(Some records)
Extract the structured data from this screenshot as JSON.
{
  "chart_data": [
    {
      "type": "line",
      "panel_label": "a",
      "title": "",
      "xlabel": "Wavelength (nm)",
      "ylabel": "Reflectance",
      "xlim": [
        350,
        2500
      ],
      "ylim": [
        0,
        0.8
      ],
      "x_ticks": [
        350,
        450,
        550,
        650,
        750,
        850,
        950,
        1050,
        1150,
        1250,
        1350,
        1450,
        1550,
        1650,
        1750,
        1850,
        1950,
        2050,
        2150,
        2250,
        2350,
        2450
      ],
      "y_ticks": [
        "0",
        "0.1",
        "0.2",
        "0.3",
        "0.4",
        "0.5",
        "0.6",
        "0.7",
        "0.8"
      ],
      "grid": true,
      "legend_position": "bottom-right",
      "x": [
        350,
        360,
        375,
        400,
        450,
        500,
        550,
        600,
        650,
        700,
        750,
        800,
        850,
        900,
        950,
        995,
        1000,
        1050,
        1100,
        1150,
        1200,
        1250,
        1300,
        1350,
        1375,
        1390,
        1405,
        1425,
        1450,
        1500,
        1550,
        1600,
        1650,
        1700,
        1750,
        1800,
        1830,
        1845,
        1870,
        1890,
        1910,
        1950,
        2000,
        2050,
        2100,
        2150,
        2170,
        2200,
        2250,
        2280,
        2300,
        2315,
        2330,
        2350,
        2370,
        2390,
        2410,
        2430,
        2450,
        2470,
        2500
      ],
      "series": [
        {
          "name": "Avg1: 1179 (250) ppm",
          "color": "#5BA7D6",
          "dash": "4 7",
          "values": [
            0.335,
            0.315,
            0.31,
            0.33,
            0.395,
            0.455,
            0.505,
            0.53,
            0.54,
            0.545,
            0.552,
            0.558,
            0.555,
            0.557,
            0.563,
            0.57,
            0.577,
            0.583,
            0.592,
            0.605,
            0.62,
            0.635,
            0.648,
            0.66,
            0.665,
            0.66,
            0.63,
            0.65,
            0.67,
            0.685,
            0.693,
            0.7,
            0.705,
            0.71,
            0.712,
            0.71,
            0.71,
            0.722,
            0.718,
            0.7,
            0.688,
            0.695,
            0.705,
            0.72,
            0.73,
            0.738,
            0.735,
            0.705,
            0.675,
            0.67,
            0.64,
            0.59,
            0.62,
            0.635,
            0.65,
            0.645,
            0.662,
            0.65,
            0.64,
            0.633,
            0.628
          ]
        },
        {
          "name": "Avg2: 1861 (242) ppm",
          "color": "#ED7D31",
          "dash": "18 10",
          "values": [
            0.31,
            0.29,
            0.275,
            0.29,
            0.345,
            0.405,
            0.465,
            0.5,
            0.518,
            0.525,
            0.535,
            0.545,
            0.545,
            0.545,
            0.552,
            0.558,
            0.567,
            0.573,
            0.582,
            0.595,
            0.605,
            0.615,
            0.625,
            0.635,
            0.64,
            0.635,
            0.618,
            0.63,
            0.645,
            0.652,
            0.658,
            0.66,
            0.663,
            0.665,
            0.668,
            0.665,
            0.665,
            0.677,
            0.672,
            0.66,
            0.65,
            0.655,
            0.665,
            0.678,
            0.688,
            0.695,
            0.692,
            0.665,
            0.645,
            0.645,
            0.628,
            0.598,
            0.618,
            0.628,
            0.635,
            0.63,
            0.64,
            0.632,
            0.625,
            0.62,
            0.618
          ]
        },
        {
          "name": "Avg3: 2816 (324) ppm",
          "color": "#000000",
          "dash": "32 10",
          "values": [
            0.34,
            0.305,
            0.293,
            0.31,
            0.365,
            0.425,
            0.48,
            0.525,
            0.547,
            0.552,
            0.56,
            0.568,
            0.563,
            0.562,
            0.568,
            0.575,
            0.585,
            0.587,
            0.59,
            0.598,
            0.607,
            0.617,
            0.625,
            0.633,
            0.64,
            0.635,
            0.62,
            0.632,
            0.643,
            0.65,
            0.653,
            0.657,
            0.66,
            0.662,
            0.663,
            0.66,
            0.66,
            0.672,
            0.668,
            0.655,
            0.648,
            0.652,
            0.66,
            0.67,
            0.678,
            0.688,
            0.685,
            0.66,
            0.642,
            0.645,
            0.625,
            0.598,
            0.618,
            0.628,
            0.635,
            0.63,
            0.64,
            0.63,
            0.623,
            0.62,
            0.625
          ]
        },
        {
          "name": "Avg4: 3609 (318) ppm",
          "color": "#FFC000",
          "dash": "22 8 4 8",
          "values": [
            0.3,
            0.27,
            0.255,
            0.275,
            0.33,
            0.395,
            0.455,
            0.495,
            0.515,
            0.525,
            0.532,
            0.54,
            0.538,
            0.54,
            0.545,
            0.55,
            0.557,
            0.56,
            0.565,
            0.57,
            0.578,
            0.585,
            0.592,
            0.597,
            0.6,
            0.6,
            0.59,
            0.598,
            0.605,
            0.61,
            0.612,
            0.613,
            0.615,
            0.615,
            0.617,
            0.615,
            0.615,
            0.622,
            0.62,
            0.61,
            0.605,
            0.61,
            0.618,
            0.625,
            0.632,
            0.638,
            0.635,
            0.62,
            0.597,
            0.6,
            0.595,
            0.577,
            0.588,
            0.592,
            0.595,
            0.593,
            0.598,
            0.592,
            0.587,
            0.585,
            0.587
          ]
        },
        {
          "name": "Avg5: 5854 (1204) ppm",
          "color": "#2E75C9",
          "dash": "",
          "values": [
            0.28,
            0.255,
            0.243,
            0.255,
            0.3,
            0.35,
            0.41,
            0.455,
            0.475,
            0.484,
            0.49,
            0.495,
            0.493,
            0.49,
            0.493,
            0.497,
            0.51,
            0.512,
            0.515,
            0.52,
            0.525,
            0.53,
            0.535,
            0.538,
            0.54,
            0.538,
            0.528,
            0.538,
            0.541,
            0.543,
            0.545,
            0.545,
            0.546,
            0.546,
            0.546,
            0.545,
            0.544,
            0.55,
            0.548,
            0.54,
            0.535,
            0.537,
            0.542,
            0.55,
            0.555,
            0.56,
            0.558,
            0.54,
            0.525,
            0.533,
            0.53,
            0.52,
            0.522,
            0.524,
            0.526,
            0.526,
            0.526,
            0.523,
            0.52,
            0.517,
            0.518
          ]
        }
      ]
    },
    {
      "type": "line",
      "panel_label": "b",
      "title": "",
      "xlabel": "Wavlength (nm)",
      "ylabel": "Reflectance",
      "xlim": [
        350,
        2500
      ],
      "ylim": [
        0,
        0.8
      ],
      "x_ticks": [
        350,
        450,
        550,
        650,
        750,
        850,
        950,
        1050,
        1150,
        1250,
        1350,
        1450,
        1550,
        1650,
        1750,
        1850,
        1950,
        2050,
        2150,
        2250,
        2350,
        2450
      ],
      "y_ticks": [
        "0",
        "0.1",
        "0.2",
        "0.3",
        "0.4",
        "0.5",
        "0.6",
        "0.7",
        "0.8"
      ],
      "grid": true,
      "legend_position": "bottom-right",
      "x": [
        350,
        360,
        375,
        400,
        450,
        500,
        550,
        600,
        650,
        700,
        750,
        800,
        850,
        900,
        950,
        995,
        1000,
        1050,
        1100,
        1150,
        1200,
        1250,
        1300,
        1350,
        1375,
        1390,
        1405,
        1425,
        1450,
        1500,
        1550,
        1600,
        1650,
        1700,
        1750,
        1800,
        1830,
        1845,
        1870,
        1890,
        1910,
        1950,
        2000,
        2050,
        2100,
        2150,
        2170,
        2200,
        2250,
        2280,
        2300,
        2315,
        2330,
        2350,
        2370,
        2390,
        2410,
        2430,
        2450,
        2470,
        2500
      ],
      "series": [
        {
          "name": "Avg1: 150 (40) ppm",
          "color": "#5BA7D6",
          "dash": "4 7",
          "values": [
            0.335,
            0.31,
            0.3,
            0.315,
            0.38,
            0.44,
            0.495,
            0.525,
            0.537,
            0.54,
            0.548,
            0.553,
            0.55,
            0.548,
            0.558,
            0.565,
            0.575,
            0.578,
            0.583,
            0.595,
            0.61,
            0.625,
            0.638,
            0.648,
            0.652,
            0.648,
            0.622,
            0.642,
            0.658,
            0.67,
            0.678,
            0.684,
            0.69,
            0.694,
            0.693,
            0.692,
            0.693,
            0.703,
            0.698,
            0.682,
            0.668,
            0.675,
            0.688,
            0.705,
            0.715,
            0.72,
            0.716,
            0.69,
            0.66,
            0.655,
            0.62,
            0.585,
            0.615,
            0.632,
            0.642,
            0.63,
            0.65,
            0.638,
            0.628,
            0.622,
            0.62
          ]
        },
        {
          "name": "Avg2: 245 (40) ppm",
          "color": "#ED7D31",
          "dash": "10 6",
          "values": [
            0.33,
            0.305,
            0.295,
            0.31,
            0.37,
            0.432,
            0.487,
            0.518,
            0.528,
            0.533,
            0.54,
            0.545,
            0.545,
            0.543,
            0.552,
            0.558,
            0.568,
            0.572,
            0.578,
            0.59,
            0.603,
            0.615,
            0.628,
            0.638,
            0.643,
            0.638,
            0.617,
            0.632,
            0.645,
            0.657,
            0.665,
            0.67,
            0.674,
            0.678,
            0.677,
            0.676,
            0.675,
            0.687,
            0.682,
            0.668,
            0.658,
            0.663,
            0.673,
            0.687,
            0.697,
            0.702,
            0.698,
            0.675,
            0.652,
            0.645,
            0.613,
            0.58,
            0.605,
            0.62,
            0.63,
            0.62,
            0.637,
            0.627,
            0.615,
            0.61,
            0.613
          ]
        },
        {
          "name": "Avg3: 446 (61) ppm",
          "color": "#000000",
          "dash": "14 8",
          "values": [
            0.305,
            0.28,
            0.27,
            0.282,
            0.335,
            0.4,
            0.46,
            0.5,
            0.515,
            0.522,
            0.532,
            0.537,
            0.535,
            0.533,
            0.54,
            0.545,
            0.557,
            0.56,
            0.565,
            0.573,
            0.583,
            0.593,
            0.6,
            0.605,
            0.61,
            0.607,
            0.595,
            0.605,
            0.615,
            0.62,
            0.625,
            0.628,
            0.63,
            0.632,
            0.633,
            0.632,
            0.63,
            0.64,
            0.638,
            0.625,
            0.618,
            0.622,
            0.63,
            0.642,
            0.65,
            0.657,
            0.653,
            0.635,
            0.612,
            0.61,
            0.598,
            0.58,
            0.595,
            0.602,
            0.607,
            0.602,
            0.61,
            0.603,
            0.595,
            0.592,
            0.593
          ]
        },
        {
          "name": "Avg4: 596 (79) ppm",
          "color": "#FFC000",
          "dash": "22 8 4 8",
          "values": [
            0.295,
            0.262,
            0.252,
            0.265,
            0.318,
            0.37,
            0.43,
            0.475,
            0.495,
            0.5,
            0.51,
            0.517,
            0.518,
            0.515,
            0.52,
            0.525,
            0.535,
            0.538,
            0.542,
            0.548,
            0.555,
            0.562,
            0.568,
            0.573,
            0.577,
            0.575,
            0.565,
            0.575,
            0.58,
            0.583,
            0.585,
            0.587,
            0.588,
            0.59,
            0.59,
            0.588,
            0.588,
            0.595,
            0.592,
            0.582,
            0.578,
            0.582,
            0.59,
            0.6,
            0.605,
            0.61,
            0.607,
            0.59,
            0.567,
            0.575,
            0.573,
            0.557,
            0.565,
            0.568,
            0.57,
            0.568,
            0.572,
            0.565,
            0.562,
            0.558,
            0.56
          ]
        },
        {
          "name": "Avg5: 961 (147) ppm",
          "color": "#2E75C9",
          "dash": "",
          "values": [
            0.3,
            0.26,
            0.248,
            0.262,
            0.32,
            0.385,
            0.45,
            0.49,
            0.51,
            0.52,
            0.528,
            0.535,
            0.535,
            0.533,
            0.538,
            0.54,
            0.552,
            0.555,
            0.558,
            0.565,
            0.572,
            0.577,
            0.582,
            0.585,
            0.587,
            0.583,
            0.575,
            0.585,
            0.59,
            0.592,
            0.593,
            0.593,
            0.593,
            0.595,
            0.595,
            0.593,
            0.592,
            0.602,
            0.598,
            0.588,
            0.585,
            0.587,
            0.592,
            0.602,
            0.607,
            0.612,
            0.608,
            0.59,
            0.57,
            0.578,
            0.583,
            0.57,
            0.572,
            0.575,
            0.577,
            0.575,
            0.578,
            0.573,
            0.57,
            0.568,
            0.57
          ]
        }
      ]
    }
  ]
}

EXERCISE — Identify each line in the records above containing the word "xlabel"; copy those lines.

SOLUTION TO THIS PROBLEM —
      "xlabel": "Wavelength (nm)",
      "xlabel": "Wavlength (nm)",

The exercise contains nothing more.